THE TASK => Your task is to quote the material that follows, in full and exactly.

• • • • •

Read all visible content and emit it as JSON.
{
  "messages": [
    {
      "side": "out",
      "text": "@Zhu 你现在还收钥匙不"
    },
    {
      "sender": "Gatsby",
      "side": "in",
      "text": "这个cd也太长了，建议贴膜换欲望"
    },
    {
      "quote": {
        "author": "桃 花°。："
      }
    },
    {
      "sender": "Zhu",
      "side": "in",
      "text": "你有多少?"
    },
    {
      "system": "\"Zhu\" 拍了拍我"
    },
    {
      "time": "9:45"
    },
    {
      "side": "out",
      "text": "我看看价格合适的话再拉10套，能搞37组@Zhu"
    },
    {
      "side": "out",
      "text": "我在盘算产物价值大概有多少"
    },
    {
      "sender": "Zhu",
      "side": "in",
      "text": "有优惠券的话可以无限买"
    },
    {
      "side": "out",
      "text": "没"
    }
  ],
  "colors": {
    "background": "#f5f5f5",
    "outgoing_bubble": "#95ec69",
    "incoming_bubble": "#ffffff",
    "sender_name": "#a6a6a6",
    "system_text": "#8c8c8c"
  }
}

• • • • •

THE OUTPUT =>
Read all visible content and emit it as JSON.
{
  "messages": [
    {
      "side": "out",
      "text": "@Zhu 你现在还收钥匙不"
    },
    {
      "sender": "Gatsby",
      "side": "in",
      "text": "这个cd也太长了，建议贴膜换欲望"
    },
    {
      "quote": {
        "author": "桃 花°。："
      }
    },
    {
      "sender": "Zhu",
      "side": "in",
      "text": "你有多少?"
    },
    {
      "system": "\"Zhu\" 拍了拍我"
    },
    {
      "time": "9:45"
    },
    {
      "side": "out",
      "text": "我看看价格合适的话再拉10套，能搞37组@Zhu"
    },
    {
      "side": "out",
      "text": "我在盘算产物价值大概有多少"
    },
    {
      "sender": "Zhu",
      "side": "in",
      "text": "有优惠券的话可以无限买"
    },
    {
      "side": "out",
      "text": "没"
    }
  ],
  "colors": {
    "background": "#f5f5f5",
    "outgoing_bubble": "#95ec69",
    "incoming_bubble": "#ffffff",
    "sender_name": "#a6a6a6",
    "system_text": "#8c8c8c"
  }
}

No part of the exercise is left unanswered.